- What is required
For the data below, work out how many lines include the string "right" and report only the number.

- Records for the exercise
=-=-=-=-=
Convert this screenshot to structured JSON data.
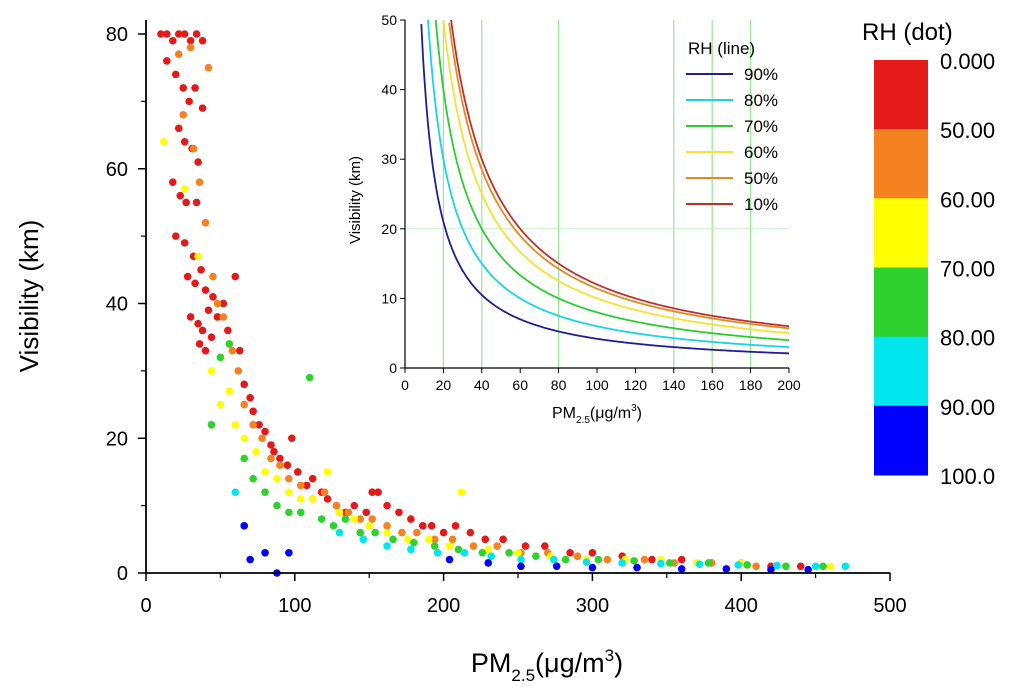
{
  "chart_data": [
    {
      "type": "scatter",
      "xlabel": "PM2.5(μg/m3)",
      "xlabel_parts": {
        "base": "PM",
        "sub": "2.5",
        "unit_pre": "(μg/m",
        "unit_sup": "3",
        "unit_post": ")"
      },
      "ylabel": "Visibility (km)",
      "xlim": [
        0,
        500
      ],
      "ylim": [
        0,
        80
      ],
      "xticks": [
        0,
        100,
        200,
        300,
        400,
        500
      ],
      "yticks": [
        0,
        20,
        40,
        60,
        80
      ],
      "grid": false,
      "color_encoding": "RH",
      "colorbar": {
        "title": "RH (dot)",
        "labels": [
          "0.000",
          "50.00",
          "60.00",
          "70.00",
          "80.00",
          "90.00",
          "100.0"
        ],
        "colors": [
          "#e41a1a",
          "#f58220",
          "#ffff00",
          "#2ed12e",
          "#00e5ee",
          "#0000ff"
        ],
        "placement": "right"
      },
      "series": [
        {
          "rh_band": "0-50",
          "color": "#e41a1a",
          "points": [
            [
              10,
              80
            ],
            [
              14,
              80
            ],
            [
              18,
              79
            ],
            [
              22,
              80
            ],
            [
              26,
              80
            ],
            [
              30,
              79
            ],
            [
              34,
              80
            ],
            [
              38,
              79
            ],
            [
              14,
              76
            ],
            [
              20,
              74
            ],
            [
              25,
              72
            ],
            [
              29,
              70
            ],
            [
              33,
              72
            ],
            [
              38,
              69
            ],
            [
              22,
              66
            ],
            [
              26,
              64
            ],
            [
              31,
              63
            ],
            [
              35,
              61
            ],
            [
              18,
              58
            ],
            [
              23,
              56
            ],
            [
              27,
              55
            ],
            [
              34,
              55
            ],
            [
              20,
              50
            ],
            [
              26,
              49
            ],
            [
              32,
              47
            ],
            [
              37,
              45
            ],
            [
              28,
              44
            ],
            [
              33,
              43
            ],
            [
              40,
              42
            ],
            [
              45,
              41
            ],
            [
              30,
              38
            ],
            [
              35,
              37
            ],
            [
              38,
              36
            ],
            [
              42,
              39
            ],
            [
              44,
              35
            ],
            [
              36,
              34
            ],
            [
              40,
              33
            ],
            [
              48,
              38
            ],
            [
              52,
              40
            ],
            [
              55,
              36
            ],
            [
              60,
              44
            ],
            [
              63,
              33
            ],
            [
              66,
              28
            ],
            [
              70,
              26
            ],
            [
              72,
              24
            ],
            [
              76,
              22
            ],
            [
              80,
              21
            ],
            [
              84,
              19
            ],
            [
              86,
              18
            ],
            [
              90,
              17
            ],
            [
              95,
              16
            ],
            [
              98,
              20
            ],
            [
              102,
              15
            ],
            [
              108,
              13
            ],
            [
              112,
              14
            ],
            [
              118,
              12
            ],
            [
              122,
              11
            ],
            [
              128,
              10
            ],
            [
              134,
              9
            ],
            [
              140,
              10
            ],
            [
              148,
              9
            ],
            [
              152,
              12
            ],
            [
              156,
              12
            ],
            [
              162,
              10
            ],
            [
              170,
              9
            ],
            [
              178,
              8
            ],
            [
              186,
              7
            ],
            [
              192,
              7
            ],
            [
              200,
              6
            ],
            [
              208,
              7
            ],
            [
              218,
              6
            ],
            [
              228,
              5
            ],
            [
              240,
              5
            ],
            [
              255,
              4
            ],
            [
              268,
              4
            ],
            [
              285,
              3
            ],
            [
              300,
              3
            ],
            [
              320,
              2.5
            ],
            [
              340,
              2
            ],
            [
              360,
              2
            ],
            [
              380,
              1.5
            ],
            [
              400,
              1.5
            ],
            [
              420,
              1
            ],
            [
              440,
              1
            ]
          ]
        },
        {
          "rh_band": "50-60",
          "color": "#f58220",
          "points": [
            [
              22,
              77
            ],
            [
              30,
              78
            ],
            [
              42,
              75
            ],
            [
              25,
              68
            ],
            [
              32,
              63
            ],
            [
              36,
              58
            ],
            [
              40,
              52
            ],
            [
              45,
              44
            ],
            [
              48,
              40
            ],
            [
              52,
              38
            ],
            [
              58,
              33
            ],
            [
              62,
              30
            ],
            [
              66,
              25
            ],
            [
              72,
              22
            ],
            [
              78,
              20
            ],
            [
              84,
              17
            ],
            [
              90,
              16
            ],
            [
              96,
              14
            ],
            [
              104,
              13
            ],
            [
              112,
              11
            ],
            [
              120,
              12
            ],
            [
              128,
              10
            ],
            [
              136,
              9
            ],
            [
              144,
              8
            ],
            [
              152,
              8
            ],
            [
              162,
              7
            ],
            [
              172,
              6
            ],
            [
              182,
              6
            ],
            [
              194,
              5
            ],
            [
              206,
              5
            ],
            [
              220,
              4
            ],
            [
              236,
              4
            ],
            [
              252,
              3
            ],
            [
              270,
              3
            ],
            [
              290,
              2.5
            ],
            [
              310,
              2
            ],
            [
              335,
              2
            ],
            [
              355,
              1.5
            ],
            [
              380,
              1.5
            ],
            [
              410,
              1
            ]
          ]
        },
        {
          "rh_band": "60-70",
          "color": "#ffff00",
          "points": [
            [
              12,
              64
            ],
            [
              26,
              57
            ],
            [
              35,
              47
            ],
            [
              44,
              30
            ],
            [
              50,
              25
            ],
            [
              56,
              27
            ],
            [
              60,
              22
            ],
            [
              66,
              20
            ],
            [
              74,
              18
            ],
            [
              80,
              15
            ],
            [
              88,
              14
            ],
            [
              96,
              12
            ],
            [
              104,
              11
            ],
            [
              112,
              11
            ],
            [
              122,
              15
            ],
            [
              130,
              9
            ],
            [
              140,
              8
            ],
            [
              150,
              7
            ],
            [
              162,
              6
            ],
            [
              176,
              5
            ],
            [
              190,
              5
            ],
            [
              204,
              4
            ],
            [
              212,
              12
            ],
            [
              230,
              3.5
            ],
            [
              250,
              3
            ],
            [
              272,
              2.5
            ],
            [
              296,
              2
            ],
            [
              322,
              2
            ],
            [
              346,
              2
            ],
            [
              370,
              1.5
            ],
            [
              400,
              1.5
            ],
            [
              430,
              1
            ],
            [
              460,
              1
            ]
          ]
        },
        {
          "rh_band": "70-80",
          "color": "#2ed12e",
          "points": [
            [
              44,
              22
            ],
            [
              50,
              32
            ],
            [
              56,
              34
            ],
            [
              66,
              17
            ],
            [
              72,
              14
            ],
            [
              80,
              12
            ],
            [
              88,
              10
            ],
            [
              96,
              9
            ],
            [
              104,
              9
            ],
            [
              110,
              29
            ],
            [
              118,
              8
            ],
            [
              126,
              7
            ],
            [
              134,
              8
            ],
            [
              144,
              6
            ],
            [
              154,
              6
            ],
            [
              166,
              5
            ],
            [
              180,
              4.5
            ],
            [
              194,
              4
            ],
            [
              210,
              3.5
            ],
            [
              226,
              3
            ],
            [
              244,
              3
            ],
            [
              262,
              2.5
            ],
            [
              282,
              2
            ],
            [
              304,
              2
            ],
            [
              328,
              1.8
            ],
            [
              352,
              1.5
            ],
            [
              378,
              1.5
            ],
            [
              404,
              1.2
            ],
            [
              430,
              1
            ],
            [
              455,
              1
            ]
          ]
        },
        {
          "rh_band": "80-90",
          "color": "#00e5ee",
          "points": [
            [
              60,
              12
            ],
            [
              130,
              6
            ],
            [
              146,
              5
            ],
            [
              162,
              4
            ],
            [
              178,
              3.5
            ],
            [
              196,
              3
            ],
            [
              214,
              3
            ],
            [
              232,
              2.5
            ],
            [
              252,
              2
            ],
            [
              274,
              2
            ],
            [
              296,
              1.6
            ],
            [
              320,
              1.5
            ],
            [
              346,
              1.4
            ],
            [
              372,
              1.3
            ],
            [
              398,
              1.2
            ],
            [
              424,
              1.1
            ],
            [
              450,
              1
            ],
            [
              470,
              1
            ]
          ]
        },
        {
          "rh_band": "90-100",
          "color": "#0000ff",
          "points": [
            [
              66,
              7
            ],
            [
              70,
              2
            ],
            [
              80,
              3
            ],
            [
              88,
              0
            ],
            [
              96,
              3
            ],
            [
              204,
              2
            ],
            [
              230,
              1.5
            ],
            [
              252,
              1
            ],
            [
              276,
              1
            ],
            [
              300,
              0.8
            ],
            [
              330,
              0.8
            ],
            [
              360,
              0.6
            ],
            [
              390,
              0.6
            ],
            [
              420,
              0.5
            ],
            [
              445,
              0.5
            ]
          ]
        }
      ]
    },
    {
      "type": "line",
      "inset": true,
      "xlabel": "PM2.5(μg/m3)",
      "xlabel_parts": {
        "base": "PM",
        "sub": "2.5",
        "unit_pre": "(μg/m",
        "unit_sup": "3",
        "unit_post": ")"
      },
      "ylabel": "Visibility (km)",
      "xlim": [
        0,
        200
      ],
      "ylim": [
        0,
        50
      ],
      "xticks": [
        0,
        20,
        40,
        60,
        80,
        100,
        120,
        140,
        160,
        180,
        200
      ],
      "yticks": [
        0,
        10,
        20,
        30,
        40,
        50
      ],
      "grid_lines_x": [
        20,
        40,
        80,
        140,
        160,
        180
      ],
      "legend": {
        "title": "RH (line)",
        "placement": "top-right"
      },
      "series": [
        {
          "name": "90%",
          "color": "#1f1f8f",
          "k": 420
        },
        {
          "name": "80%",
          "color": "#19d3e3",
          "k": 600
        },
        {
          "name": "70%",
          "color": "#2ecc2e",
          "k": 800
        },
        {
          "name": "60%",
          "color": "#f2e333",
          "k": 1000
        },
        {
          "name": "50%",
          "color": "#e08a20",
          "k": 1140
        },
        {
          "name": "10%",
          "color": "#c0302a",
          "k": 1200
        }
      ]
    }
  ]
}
=-=-=-=-=
- Solution for this exercise
2